Make an exact copy of the entries below with the pictures removed.

= = = = =

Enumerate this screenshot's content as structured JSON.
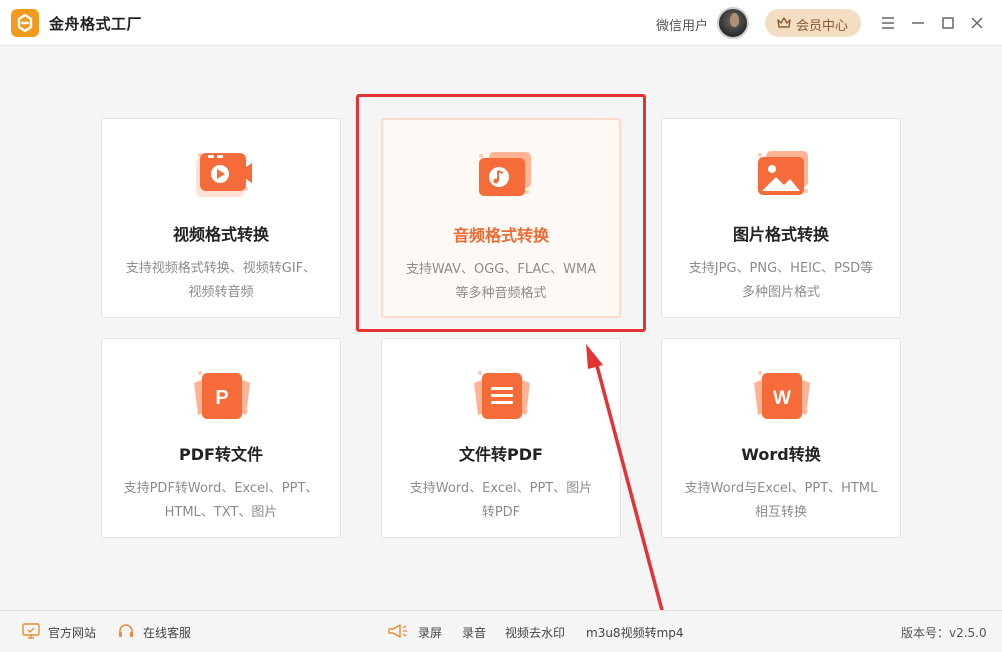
{
  "app": {
    "title": "金舟格式工厂"
  },
  "header": {
    "user_name": "微信用户",
    "vip_label": "会员中心"
  },
  "cards": [
    {
      "title": "视频格式转换",
      "desc": [
        "支持视频格式转换、视频转GIF、",
        "视频转音频"
      ]
    },
    {
      "title": "音频格式转换",
      "desc": [
        "支持WAV、OGG、FLAC、WMA",
        "等多种音频格式"
      ]
    },
    {
      "title": "图片格式转换",
      "desc": [
        "支持JPG、PNG、HEIC、PSD等",
        "多种图片格式"
      ]
    },
    {
      "title": "PDF转文件",
      "desc": [
        "支持PDF转Word、Excel、PPT、",
        "HTML、TXT、图片"
      ]
    },
    {
      "title": "文件转PDF",
      "desc": [
        "支持Word、Excel、PPT、图片",
        "转PDF"
      ]
    },
    {
      "title": "Word转换",
      "desc": [
        "支持Word与Excel、PPT、HTML",
        "相互转换"
      ]
    }
  ],
  "footer": {
    "website": "官方网站",
    "support": "在线客服",
    "record_screen": "录屏",
    "record_audio": "录音",
    "watermark": "视频去水印",
    "m3u8": "m3u8视频转mp4",
    "version": "版本号：v2.5.0"
  },
  "colors": {
    "accent": "#f06a33",
    "highlight_frame": "#e53232",
    "vip_bg": "#f3ddc3"
  }
}
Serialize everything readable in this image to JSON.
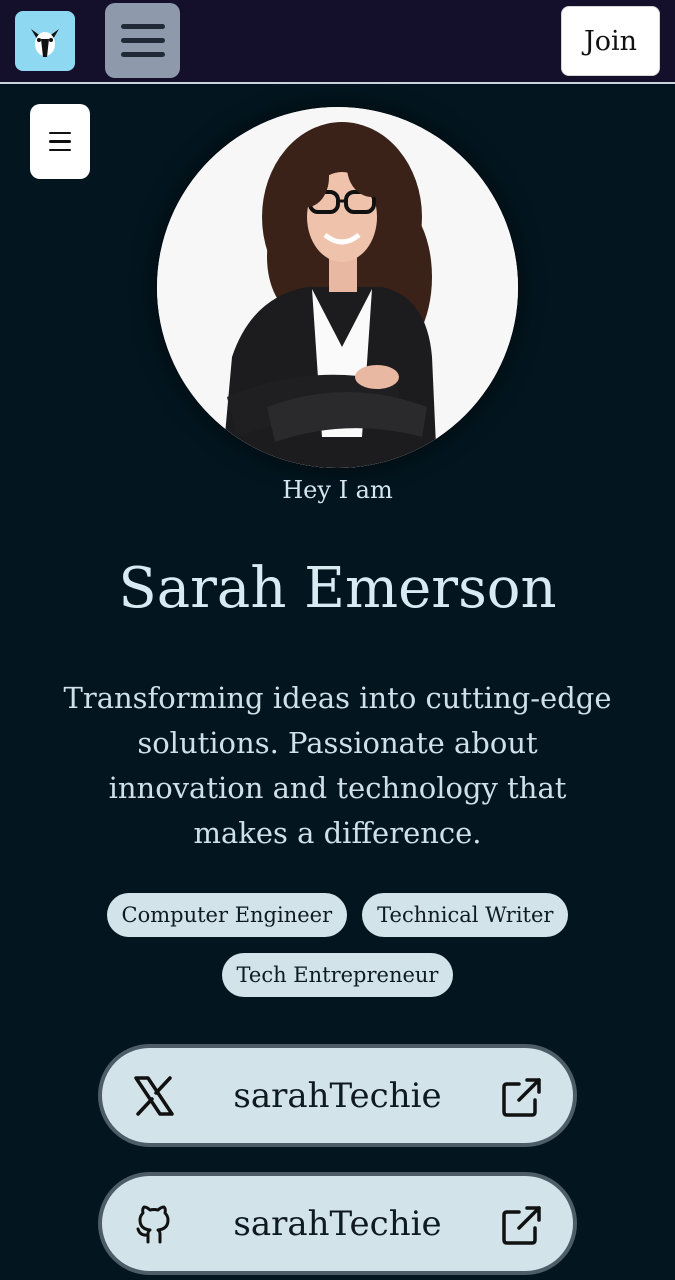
{
  "header": {
    "join_label": "Join"
  },
  "profile": {
    "greeting": "Hey I am",
    "name": "Sarah Emerson",
    "bio": "Transforming ideas into cutting-edge solutions. Passionate about innovation and technology that makes a difference.",
    "tags": [
      "Computer Engineer",
      "Technical Writer",
      "Tech Entrepreneur"
    ]
  },
  "links": [
    {
      "platform_icon": "x-icon",
      "label": "sarahTechie",
      "action_icon": "external-link-icon"
    },
    {
      "platform_icon": "github-icon",
      "label": "sarahTechie",
      "action_icon": "external-link-icon"
    }
  ],
  "colors": {
    "background": "#03151e",
    "header": "#140f2a",
    "logo_bg": "#8fd8f2",
    "chip_bg": "#d3e3ea",
    "text_light": "#d9ebf2"
  }
}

= = = = =

- Response to the task
Enumerate this screenshot's content as structured JSON.
{
  "app": {
    "title": "金舟格式工厂"
  },
  "header": {
    "user_name": "微信用户",
    "vip_label": "会员中心"
  },
  "cards": [
    {
      "title": "视频格式转换",
      "desc": [
        "支持视频格式转换、视频转GIF、",
        "视频转音频"
      ]
    },
    {
      "title": "音频格式转换",
      "desc": [
        "支持WAV、OGG、FLAC、WMA",
        "等多种音频格式"
      ]
    },
    {
      "title": "图片格式转换",
      "desc": [
        "支持JPG、PNG、HEIC、PSD等",
        "多种图片格式"
      ]
    },
    {
      "title": "PDF转文件",
      "desc": [
        "支持PDF转Word、Excel、PPT、",
        "HTML、TXT、图片"
      ]
    },
    {
      "title": "文件转PDF",
      "desc": [
        "支持Word、Excel、PPT、图片",
        "转PDF"
      ]
    },
    {
      "title": "Word转换",
      "desc": [
        "支持Word与Excel、PPT、HTML",
        "相互转换"
      ]
    }
  ],
  "footer": {
    "website": "官方网站",
    "support": "在线客服",
    "record_screen": "录屏",
    "record_audio": "录音",
    "watermark": "视频去水印",
    "m3u8": "m3u8视频转mp4",
    "version": "版本号：v2.5.0"
  },
  "colors": {
    "accent": "#f06a33",
    "highlight_frame": "#e53232",
    "vip_bg": "#f3ddc3"
  }
}
Serialize everything readable in this image to JSON.
{
  "header": {
    "join_label": "Join"
  },
  "profile": {
    "greeting": "Hey I am",
    "name": "Sarah Emerson",
    "bio": "Transforming ideas into cutting-edge solutions. Passionate about innovation and technology that makes a difference.",
    "tags": [
      "Computer Engineer",
      "Technical Writer",
      "Tech Entrepreneur"
    ]
  },
  "links": [
    {
      "platform_icon": "x-icon",
      "label": "sarahTechie",
      "action_icon": "external-link-icon"
    },
    {
      "platform_icon": "github-icon",
      "label": "sarahTechie",
      "action_icon": "external-link-icon"
    }
  ],
  "colors": {
    "background": "#03151e",
    "header": "#140f2a",
    "logo_bg": "#8fd8f2",
    "chip_bg": "#d3e3ea",
    "text_light": "#d9ebf2"
  }
}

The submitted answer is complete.